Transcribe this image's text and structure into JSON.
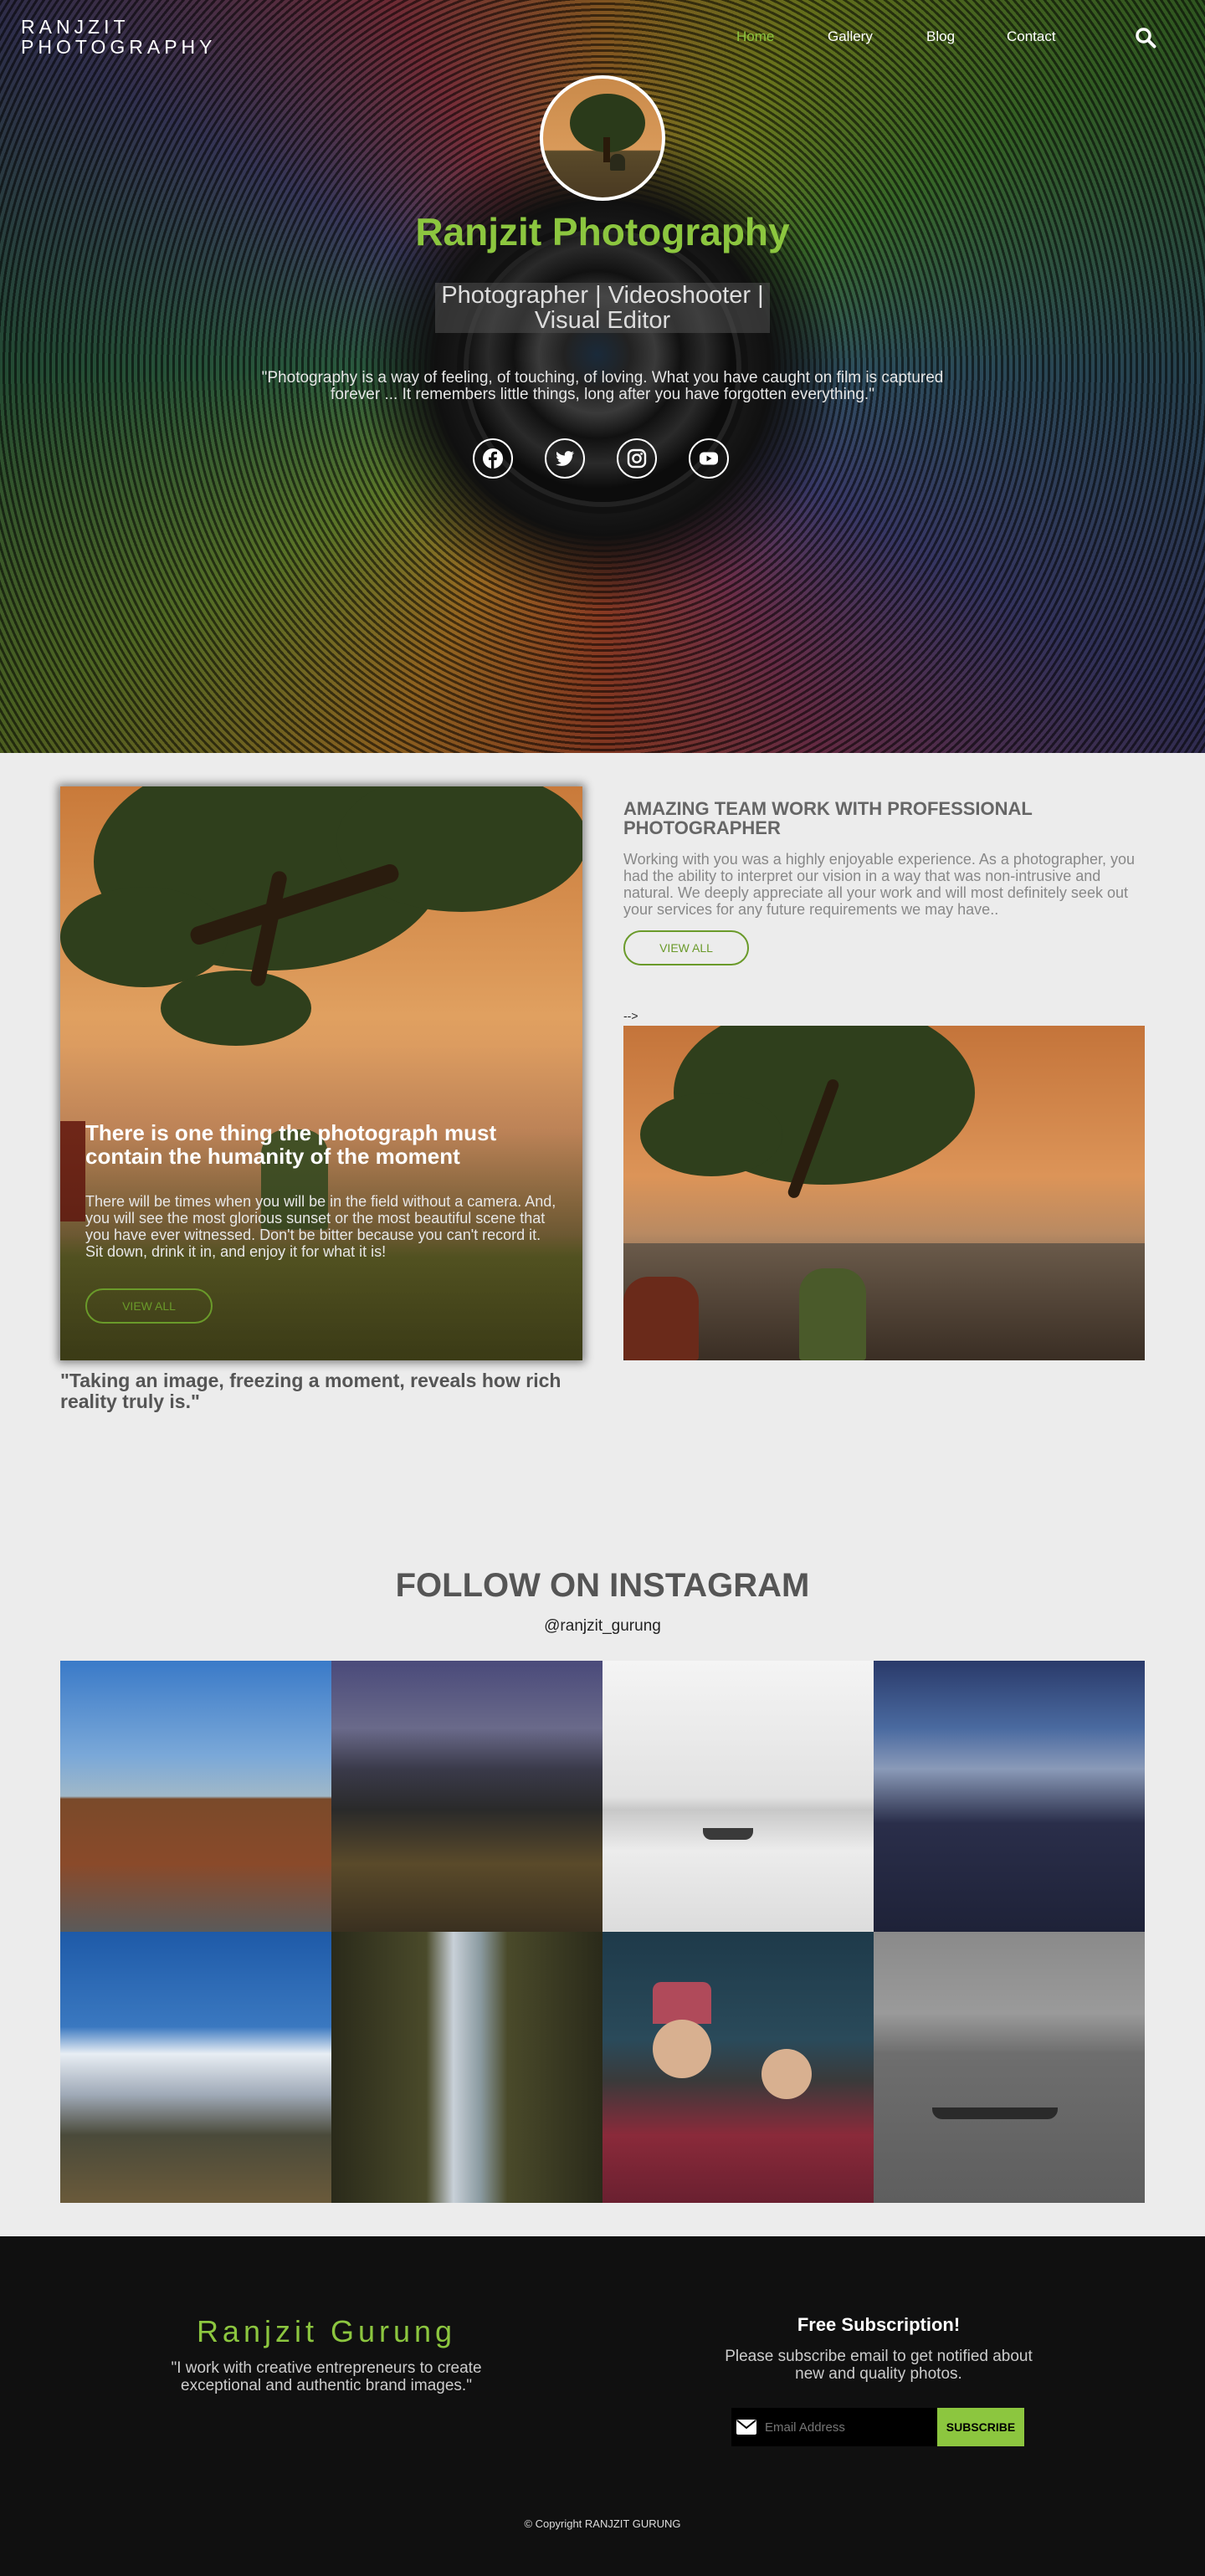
{
  "brand": {
    "line1": "RANJZIT",
    "line2": "PHOTOGRAPHY"
  },
  "nav": {
    "home": "Home",
    "gallery": "Gallery",
    "blog": "Blog",
    "contact": "Contact"
  },
  "hero": {
    "title": "Ranjzit Photography",
    "subtitle_line1": "Photographer | Videoshooter |",
    "subtitle_line2": "Visual Editor",
    "quote": "\"Photography is a way of feeling, of touching, of loving. What you have caught on film is captured forever ... It remembers little things, long after you have forgotten everything.\"",
    "social": [
      "facebook-icon",
      "twitter-icon",
      "instagram-icon",
      "youtube-icon"
    ]
  },
  "feature_card": {
    "title": "There is one thing the photograph must contain the humanity of the moment",
    "text": "There will be times when you will be in the field without a camera. And, you will see the most glorious sunset or the most beautiful scene that you have ever witnessed. Don't be bitter because you can't record it. Sit down, drink it in, and enjoy it for what it is!",
    "button": "VIEW ALL",
    "caption": "\"Taking an image, freezing a moment, reveals how rich reality truly is.\""
  },
  "team": {
    "title": "AMAZING TEAM WORK WITH PROFESSIONAL PHOTOGRAPHER",
    "text": "Working with you was a highly enjoyable experience. As a photographer, you had the ability to interpret our vision in a way that was non-intrusive and natural. We deeply appreciate all your work and will most definitely seek out your services for any future requirements we may have..",
    "button": "VIEW ALL",
    "stray_text": "-->"
  },
  "instagram": {
    "title": "FOLLOW ON INSTAGRAM",
    "handle": "@ranjzit_gurung"
  },
  "footer": {
    "name": "Ranjzit Gurung",
    "quote": "\"I work with creative entrepreneurs to create exceptional and authentic brand images.\"",
    "sub_title": "Free Subscription!",
    "sub_text": "Please subscribe email to get notified about new and quality photos.",
    "email_placeholder": "Email Address",
    "subscribe": "SUBSCRIBE",
    "copyright": "© Copyright RANJZIT GURUNG"
  },
  "colors": {
    "accent": "#8cc63f",
    "footer_bg": "#101010",
    "page_bg": "#ececec"
  }
}
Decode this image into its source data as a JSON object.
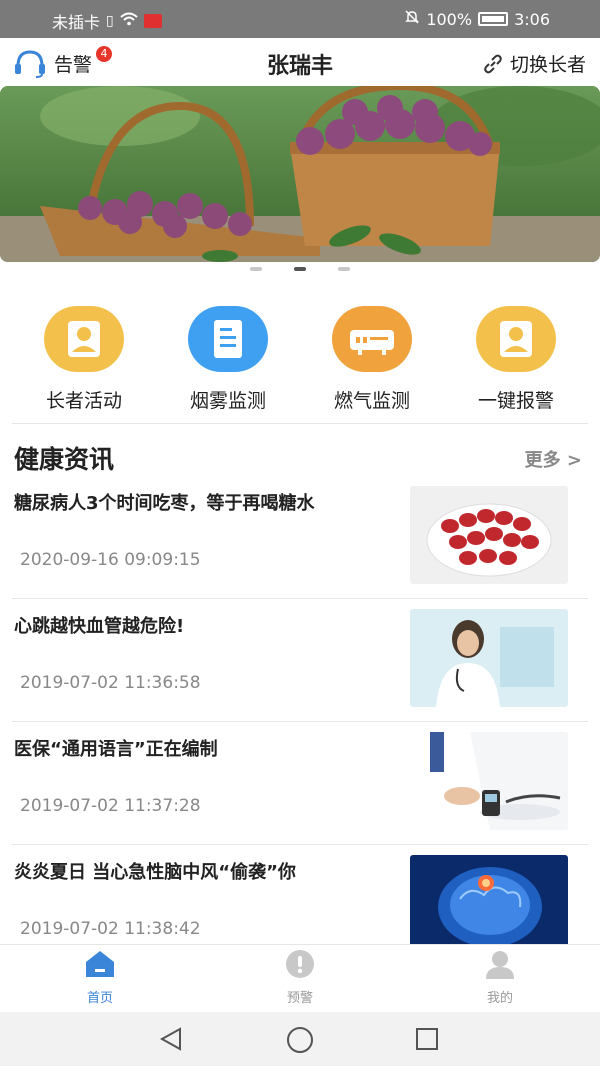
{
  "status_bar": {
    "carrier": "未插卡",
    "battery": "100%",
    "time": "3:06"
  },
  "header": {
    "alarm_label": "告警",
    "alarm_badge": "4",
    "title": "张瑞丰",
    "switch_label": "切换长者"
  },
  "banner": {
    "dots": 3,
    "active_dot": 1
  },
  "features": [
    {
      "label": "长者活动",
      "icon": "person-icon",
      "color": "#f3c04b"
    },
    {
      "label": "烟雾监测",
      "icon": "document-icon",
      "color": "#3f9ff0"
    },
    {
      "label": "燃气监测",
      "icon": "router-icon",
      "color": "#f0a23c"
    },
    {
      "label": "一键报警",
      "icon": "person-icon",
      "color": "#f3c04b"
    }
  ],
  "news": {
    "heading": "健康资讯",
    "more": "更多 >",
    "items": [
      {
        "title": "糖尿病人3个时间吃枣，等于再喝糖水",
        "time": "2020-09-16 09:09:15"
      },
      {
        "title": "心跳越快血管越危险!",
        "time": "2019-07-02 11:36:58"
      },
      {
        "title": "医保“通用语言”正在编制",
        "time": "2019-07-02 11:37:28"
      },
      {
        "title": "炎炎夏日 当心急性脑中风“偷袭”你",
        "time": "2019-07-02 11:38:42"
      }
    ]
  },
  "tabbar": {
    "tabs": [
      {
        "label": "首页",
        "active": true
      },
      {
        "label": "预警",
        "active": false
      },
      {
        "label": "我的",
        "active": false
      }
    ]
  },
  "colors": {
    "accent": "#3a85d8",
    "badge": "#e8352b"
  }
}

▸ WRITTEN EXERCISE
All the records need to be repeated exactly, with the images dropped.

▸ COMPLETE ANSWER
Transcribe this image's text and structure into JSON.
{
  "brand": {
    "line1": "RANJZIT",
    "line2": "PHOTOGRAPHY"
  },
  "nav": {
    "home": "Home",
    "gallery": "Gallery",
    "blog": "Blog",
    "contact": "Contact"
  },
  "hero": {
    "title": "Ranjzit Photography",
    "subtitle_line1": "Photographer | Videoshooter |",
    "subtitle_line2": "Visual Editor",
    "quote": "\"Photography is a way of feeling, of touching, of loving. What you have caught on film is captured forever ... It remembers little things, long after you have forgotten everything.\"",
    "social": [
      "facebook-icon",
      "twitter-icon",
      "instagram-icon",
      "youtube-icon"
    ]
  },
  "feature_card": {
    "title": "There is one thing the photograph must contain the humanity of the moment",
    "text": "There will be times when you will be in the field without a camera. And, you will see the most glorious sunset or the most beautiful scene that you have ever witnessed. Don't be bitter because you can't record it. Sit down, drink it in, and enjoy it for what it is!",
    "button": "VIEW ALL",
    "caption": "\"Taking an image, freezing a moment, reveals how rich reality truly is.\""
  },
  "team": {
    "title": "AMAZING TEAM WORK WITH PROFESSIONAL PHOTOGRAPHER",
    "text": "Working with you was a highly enjoyable experience. As a photographer, you had the ability to interpret our vision in a way that was non-intrusive and natural. We deeply appreciate all your work and will most definitely seek out your services for any future requirements we may have..",
    "button": "VIEW ALL",
    "stray_text": "-->"
  },
  "instagram": {
    "title": "FOLLOW ON INSTAGRAM",
    "handle": "@ranjzit_gurung"
  },
  "footer": {
    "name": "Ranjzit Gurung",
    "quote": "\"I work with creative entrepreneurs to create exceptional and authentic brand images.\"",
    "sub_title": "Free Subscription!",
    "sub_text": "Please subscribe email to get notified about new and quality photos.",
    "email_placeholder": "Email Address",
    "subscribe": "SUBSCRIBE",
    "copyright": "© Copyright RANJZIT GURUNG"
  },
  "colors": {
    "accent": "#8cc63f",
    "footer_bg": "#101010",
    "page_bg": "#ececec"
  }
}
Decode this image into its source data as a JSON object.
{
  "status_bar": {
    "carrier": "未插卡",
    "battery": "100%",
    "time": "3:06"
  },
  "header": {
    "alarm_label": "告警",
    "alarm_badge": "4",
    "title": "张瑞丰",
    "switch_label": "切换长者"
  },
  "banner": {
    "dots": 3,
    "active_dot": 1
  },
  "features": [
    {
      "label": "长者活动",
      "icon": "person-icon",
      "color": "#f3c04b"
    },
    {
      "label": "烟雾监测",
      "icon": "document-icon",
      "color": "#3f9ff0"
    },
    {
      "label": "燃气监测",
      "icon": "router-icon",
      "color": "#f0a23c"
    },
    {
      "label": "一键报警",
      "icon": "person-icon",
      "color": "#f3c04b"
    }
  ],
  "news": {
    "heading": "健康资讯",
    "more": "更多 >",
    "items": [
      {
        "title": "糖尿病人3个时间吃枣，等于再喝糖水",
        "time": "2020-09-16 09:09:15"
      },
      {
        "title": "心跳越快血管越危险!",
        "time": "2019-07-02 11:36:58"
      },
      {
        "title": "医保“通用语言”正在编制",
        "time": "2019-07-02 11:37:28"
      },
      {
        "title": "炎炎夏日 当心急性脑中风“偷袭”你",
        "time": "2019-07-02 11:38:42"
      }
    ]
  },
  "tabbar": {
    "tabs": [
      {
        "label": "首页",
        "active": true
      },
      {
        "label": "预警",
        "active": false
      },
      {
        "label": "我的",
        "active": false
      }
    ]
  },
  "colors": {
    "accent": "#3a85d8",
    "badge": "#e8352b"
  }
}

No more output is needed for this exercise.